Records from a collection
## begin
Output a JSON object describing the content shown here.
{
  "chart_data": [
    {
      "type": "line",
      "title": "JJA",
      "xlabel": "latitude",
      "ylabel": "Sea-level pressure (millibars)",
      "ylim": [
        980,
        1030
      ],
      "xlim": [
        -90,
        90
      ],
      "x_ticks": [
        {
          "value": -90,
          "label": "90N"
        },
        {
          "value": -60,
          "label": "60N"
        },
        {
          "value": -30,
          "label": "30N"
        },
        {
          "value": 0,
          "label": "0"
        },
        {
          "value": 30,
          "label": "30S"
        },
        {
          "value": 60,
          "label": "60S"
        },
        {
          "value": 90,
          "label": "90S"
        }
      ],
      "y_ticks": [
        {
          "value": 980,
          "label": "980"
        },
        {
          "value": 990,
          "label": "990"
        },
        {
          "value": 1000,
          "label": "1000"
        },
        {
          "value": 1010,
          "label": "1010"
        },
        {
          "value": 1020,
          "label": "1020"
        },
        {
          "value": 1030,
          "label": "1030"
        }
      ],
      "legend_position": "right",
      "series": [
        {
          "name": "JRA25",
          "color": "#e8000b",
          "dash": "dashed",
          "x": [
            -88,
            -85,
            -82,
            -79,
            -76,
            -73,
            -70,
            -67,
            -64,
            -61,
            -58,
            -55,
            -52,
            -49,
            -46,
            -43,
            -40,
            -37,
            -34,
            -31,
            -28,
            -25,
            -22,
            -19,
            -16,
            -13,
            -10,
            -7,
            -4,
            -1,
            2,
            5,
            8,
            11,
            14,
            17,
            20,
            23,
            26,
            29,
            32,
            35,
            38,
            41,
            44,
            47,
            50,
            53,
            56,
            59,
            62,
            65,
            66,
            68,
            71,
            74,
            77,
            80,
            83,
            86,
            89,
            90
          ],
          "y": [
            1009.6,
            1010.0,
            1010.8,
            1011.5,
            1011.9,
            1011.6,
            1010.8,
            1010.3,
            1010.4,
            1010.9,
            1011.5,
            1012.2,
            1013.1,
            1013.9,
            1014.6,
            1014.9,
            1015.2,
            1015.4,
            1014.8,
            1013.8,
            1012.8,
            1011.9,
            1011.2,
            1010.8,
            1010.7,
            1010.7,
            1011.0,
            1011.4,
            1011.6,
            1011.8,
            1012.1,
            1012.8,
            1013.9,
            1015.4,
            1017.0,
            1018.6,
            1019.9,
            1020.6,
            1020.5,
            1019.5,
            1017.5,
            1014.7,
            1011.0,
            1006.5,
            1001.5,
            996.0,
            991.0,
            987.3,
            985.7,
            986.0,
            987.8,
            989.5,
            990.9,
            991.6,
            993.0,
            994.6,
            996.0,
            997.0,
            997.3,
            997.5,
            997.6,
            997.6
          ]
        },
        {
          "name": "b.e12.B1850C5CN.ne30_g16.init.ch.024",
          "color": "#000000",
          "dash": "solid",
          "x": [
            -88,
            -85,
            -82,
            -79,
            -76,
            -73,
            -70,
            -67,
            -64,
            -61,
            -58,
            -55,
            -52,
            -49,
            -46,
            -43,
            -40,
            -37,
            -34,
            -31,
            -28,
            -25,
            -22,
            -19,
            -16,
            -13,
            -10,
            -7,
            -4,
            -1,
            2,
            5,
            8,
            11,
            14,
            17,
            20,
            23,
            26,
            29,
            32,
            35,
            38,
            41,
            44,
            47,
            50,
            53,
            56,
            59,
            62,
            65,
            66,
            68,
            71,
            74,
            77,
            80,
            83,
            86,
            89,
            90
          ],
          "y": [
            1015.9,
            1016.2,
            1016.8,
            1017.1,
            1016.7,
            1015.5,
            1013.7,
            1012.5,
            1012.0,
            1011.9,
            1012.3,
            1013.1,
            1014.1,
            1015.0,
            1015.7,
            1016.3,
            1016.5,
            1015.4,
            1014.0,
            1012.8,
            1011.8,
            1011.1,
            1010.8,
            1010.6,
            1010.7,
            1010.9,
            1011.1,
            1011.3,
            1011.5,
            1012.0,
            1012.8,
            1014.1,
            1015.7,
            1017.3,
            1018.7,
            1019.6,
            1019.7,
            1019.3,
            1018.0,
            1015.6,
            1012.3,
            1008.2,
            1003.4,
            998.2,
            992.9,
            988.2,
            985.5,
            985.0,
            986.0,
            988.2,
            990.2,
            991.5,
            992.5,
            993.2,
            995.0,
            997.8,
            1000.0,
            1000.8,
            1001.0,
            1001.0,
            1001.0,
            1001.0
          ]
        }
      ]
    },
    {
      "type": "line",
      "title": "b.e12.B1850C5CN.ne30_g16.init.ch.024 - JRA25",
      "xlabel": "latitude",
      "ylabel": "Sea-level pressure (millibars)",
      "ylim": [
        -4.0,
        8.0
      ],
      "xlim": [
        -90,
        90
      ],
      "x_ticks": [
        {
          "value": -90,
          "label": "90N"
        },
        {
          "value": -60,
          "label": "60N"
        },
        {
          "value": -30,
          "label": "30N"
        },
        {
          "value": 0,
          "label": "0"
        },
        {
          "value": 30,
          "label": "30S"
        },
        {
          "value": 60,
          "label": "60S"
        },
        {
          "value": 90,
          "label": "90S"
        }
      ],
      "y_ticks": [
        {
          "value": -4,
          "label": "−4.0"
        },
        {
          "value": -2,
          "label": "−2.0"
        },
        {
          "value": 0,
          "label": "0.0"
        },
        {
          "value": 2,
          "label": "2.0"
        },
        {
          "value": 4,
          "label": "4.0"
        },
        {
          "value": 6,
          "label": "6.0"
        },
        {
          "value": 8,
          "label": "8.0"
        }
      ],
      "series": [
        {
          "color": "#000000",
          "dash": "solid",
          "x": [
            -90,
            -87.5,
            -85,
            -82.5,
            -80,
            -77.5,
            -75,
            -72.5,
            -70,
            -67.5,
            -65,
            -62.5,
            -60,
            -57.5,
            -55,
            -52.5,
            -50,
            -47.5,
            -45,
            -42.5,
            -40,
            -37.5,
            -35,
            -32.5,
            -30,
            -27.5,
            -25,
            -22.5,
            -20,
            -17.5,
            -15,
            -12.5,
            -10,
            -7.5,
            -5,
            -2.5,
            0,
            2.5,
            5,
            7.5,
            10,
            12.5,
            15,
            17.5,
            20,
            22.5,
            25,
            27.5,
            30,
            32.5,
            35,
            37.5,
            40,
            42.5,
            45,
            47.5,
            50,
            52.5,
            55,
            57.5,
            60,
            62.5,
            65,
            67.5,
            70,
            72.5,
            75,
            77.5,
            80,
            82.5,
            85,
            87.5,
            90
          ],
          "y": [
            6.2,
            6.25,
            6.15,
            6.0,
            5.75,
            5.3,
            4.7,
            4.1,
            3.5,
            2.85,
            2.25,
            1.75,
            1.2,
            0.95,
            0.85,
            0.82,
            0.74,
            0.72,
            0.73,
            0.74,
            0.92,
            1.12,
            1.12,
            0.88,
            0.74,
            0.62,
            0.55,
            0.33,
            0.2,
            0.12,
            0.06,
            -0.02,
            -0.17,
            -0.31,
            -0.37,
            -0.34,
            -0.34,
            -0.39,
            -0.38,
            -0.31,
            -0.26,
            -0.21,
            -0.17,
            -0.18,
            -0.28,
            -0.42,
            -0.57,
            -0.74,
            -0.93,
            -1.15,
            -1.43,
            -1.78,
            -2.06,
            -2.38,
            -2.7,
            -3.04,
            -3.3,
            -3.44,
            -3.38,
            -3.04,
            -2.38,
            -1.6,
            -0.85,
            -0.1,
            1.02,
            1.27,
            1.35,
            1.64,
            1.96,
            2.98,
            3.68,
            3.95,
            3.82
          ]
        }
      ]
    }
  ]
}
## end
**Task to carry out**
Extract each line of the material exactly as it stands.

**Full output**
Output a JSON object describing the content shown here.
{
  "chart_data": [
    {
      "type": "line",
      "title": "JJA",
      "xlabel": "latitude",
      "ylabel": "Sea-level pressure (millibars)",
      "ylim": [
        980,
        1030
      ],
      "xlim": [
        -90,
        90
      ],
      "x_ticks": [
        {
          "value": -90,
          "label": "90N"
        },
        {
          "value": -60,
          "label": "60N"
        },
        {
          "value": -30,
          "label": "30N"
        },
        {
          "value": 0,
          "label": "0"
        },
        {
          "value": 30,
          "label": "30S"
        },
        {
          "value": 60,
          "label": "60S"
        },
        {
          "value": 90,
          "label": "90S"
        }
      ],
      "y_ticks": [
        {
          "value": 980,
          "label": "980"
        },
        {
          "value": 990,
          "label": "990"
        },
        {
          "value": 1000,
          "label": "1000"
        },
        {
          "value": 1010,
          "label": "1010"
        },
        {
          "value": 1020,
          "label": "1020"
        },
        {
          "value": 1030,
          "label": "1030"
        }
      ],
      "legend_position": "right",
      "series": [
        {
          "name": "JRA25",
          "color": "#e8000b",
          "dash": "dashed",
          "x": [
            -88,
            -85,
            -82,
            -79,
            -76,
            -73,
            -70,
            -67,
            -64,
            -61,
            -58,
            -55,
            -52,
            -49,
            -46,
            -43,
            -40,
            -37,
            -34,
            -31,
            -28,
            -25,
            -22,
            -19,
            -16,
            -13,
            -10,
            -7,
            -4,
            -1,
            2,
            5,
            8,
            11,
            14,
            17,
            20,
            23,
            26,
            29,
            32,
            35,
            38,
            41,
            44,
            47,
            50,
            53,
            56,
            59,
            62,
            65,
            66,
            68,
            71,
            74,
            77,
            80,
            83,
            86,
            89,
            90
          ],
          "y": [
            1009.6,
            1010.0,
            1010.8,
            1011.5,
            1011.9,
            1011.6,
            1010.8,
            1010.3,
            1010.4,
            1010.9,
            1011.5,
            1012.2,
            1013.1,
            1013.9,
            1014.6,
            1014.9,
            1015.2,
            1015.4,
            1014.8,
            1013.8,
            1012.8,
            1011.9,
            1011.2,
            1010.8,
            1010.7,
            1010.7,
            1011.0,
            1011.4,
            1011.6,
            1011.8,
            1012.1,
            1012.8,
            1013.9,
            1015.4,
            1017.0,
            1018.6,
            1019.9,
            1020.6,
            1020.5,
            1019.5,
            1017.5,
            1014.7,
            1011.0,
            1006.5,
            1001.5,
            996.0,
            991.0,
            987.3,
            985.7,
            986.0,
            987.8,
            989.5,
            990.9,
            991.6,
            993.0,
            994.6,
            996.0,
            997.0,
            997.3,
            997.5,
            997.6,
            997.6
          ]
        },
        {
          "name": "b.e12.B1850C5CN.ne30_g16.init.ch.024",
          "color": "#000000",
          "dash": "solid",
          "x": [
            -88,
            -85,
            -82,
            -79,
            -76,
            -73,
            -70,
            -67,
            -64,
            -61,
            -58,
            -55,
            -52,
            -49,
            -46,
            -43,
            -40,
            -37,
            -34,
            -31,
            -28,
            -25,
            -22,
            -19,
            -16,
            -13,
            -10,
            -7,
            -4,
            -1,
            2,
            5,
            8,
            11,
            14,
            17,
            20,
            23,
            26,
            29,
            32,
            35,
            38,
            41,
            44,
            47,
            50,
            53,
            56,
            59,
            62,
            65,
            66,
            68,
            71,
            74,
            77,
            80,
            83,
            86,
            89,
            90
          ],
          "y": [
            1015.9,
            1016.2,
            1016.8,
            1017.1,
            1016.7,
            1015.5,
            1013.7,
            1012.5,
            1012.0,
            1011.9,
            1012.3,
            1013.1,
            1014.1,
            1015.0,
            1015.7,
            1016.3,
            1016.5,
            1015.4,
            1014.0,
            1012.8,
            1011.8,
            1011.1,
            1010.8,
            1010.6,
            1010.7,
            1010.9,
            1011.1,
            1011.3,
            1011.5,
            1012.0,
            1012.8,
            1014.1,
            1015.7,
            1017.3,
            1018.7,
            1019.6,
            1019.7,
            1019.3,
            1018.0,
            1015.6,
            1012.3,
            1008.2,
            1003.4,
            998.2,
            992.9,
            988.2,
            985.5,
            985.0,
            986.0,
            988.2,
            990.2,
            991.5,
            992.5,
            993.2,
            995.0,
            997.8,
            1000.0,
            1000.8,
            1001.0,
            1001.0,
            1001.0,
            1001.0
          ]
        }
      ]
    },
    {
      "type": "line",
      "title": "b.e12.B1850C5CN.ne30_g16.init.ch.024 - JRA25",
      "xlabel": "latitude",
      "ylabel": "Sea-level pressure (millibars)",
      "ylim": [
        -4.0,
        8.0
      ],
      "xlim": [
        -90,
        90
      ],
      "x_ticks": [
        {
          "value": -90,
          "label": "90N"
        },
        {
          "value": -60,
          "label": "60N"
        },
        {
          "value": -30,
          "label": "30N"
        },
        {
          "value": 0,
          "label": "0"
        },
        {
          "value": 30,
          "label": "30S"
        },
        {
          "value": 60,
          "label": "60S"
        },
        {
          "value": 90,
          "label": "90S"
        }
      ],
      "y_ticks": [
        {
          "value": -4,
          "label": "−4.0"
        },
        {
          "value": -2,
          "label": "−2.0"
        },
        {
          "value": 0,
          "label": "0.0"
        },
        {
          "value": 2,
          "label": "2.0"
        },
        {
          "value": 4,
          "label": "4.0"
        },
        {
          "value": 6,
          "label": "6.0"
        },
        {
          "value": 8,
          "label": "8.0"
        }
      ],
      "series": [
        {
          "color": "#000000",
          "dash": "solid",
          "x": [
            -90,
            -87.5,
            -85,
            -82.5,
            -80,
            -77.5,
            -75,
            -72.5,
            -70,
            -67.5,
            -65,
            -62.5,
            -60,
            -57.5,
            -55,
            -52.5,
            -50,
            -47.5,
            -45,
            -42.5,
            -40,
            -37.5,
            -35,
            -32.5,
            -30,
            -27.5,
            -25,
            -22.5,
            -20,
            -17.5,
            -15,
            -12.5,
            -10,
            -7.5,
            -5,
            -2.5,
            0,
            2.5,
            5,
            7.5,
            10,
            12.5,
            15,
            17.5,
            20,
            22.5,
            25,
            27.5,
            30,
            32.5,
            35,
            37.5,
            40,
            42.5,
            45,
            47.5,
            50,
            52.5,
            55,
            57.5,
            60,
            62.5,
            65,
            67.5,
            70,
            72.5,
            75,
            77.5,
            80,
            82.5,
            85,
            87.5,
            90
          ],
          "y": [
            6.2,
            6.25,
            6.15,
            6.0,
            5.75,
            5.3,
            4.7,
            4.1,
            3.5,
            2.85,
            2.25,
            1.75,
            1.2,
            0.95,
            0.85,
            0.82,
            0.74,
            0.72,
            0.73,
            0.74,
            0.92,
            1.12,
            1.12,
            0.88,
            0.74,
            0.62,
            0.55,
            0.33,
            0.2,
            0.12,
            0.06,
            -0.02,
            -0.17,
            -0.31,
            -0.37,
            -0.34,
            -0.34,
            -0.39,
            -0.38,
            -0.31,
            -0.26,
            -0.21,
            -0.17,
            -0.18,
            -0.28,
            -0.42,
            -0.57,
            -0.74,
            -0.93,
            -1.15,
            -1.43,
            -1.78,
            -2.06,
            -2.38,
            -2.7,
            -3.04,
            -3.3,
            -3.44,
            -3.38,
            -3.04,
            -2.38,
            -1.6,
            -0.85,
            -0.1,
            1.02,
            1.27,
            1.35,
            1.64,
            1.96,
            2.98,
            3.68,
            3.95,
            3.82
          ]
        }
      ]
    }
  ]
}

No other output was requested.